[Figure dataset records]
-*-*-

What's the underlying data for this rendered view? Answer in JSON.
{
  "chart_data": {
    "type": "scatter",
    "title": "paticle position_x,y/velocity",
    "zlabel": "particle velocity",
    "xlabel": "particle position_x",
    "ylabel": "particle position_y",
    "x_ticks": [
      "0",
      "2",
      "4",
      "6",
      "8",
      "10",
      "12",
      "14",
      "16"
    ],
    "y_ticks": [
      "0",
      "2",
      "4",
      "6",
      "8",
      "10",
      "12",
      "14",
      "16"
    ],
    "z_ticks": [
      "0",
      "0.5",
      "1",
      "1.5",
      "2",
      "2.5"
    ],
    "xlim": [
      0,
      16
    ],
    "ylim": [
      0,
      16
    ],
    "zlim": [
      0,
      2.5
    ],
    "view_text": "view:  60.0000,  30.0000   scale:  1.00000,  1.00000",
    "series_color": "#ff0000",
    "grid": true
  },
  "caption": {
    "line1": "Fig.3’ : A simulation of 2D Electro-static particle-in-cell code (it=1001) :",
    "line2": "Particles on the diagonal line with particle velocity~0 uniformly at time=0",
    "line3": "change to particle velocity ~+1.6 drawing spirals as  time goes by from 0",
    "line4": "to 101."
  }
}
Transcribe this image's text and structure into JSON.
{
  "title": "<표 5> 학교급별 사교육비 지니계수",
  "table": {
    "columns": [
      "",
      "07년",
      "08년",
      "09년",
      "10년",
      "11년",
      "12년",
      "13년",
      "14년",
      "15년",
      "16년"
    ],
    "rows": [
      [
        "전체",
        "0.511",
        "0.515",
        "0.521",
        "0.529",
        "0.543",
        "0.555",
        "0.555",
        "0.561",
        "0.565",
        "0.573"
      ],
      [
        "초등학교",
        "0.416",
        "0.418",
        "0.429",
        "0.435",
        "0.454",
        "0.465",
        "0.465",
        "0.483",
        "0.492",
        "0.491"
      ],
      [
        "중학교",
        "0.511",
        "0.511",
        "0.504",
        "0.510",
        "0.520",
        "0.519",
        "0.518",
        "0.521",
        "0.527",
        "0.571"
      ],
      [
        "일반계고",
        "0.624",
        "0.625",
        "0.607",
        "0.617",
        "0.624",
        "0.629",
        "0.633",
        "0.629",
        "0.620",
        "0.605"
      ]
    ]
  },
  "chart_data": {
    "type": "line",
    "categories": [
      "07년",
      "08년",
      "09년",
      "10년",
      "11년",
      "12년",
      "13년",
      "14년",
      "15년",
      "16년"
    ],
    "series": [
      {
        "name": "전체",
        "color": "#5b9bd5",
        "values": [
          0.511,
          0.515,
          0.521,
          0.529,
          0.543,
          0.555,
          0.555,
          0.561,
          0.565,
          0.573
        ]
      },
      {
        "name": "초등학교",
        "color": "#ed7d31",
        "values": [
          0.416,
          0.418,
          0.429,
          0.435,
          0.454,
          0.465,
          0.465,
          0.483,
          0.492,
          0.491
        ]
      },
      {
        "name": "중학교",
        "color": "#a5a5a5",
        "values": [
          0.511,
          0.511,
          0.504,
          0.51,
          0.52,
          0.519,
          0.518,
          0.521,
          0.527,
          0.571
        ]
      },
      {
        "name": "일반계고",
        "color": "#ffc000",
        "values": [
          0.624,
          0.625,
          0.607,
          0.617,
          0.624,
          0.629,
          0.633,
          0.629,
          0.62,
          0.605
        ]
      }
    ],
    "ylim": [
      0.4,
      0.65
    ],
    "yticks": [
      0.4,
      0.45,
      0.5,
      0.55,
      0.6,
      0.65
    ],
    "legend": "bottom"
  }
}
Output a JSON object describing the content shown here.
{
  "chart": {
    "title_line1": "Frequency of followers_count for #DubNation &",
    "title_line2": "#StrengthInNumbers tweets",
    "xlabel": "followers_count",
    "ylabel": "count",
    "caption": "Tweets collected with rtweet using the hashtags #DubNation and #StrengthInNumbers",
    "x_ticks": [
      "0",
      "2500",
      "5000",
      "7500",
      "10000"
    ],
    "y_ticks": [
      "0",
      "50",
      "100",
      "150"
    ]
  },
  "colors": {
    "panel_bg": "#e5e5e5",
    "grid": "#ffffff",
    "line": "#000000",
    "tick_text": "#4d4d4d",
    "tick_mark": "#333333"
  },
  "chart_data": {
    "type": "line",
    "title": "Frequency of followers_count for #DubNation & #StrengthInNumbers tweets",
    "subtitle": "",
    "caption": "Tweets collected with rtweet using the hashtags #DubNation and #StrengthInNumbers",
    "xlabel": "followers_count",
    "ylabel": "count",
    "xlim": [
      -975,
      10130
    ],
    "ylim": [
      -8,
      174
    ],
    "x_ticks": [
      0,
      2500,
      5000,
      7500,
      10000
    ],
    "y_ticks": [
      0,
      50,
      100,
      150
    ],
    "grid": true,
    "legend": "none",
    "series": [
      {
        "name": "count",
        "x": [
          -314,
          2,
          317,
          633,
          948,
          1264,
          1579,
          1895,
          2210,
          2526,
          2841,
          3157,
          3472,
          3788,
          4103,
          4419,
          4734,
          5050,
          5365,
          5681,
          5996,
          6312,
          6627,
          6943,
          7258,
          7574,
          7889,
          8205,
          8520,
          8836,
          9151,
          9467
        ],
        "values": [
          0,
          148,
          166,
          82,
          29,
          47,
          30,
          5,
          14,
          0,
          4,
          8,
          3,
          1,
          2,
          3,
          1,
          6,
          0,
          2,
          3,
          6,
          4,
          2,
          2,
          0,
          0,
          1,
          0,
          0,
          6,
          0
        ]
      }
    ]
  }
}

-*-*-

What is needed -> Identify each line in the records above that contains the word "StrengthInNumbers", and copy it out in full.

Response below ->
    "title_line2": "#StrengthInNumbers tweets",
    "caption": "Tweets collected with rtweet using the hashtags #DubNation and #StrengthInNumbers",
    "title": "Frequency of followers_count for #DubNation & #StrengthInNumbers tweets",
    "caption": "Tweets collected with rtweet using the hashtags #DubNation and #StrengthInNumbers",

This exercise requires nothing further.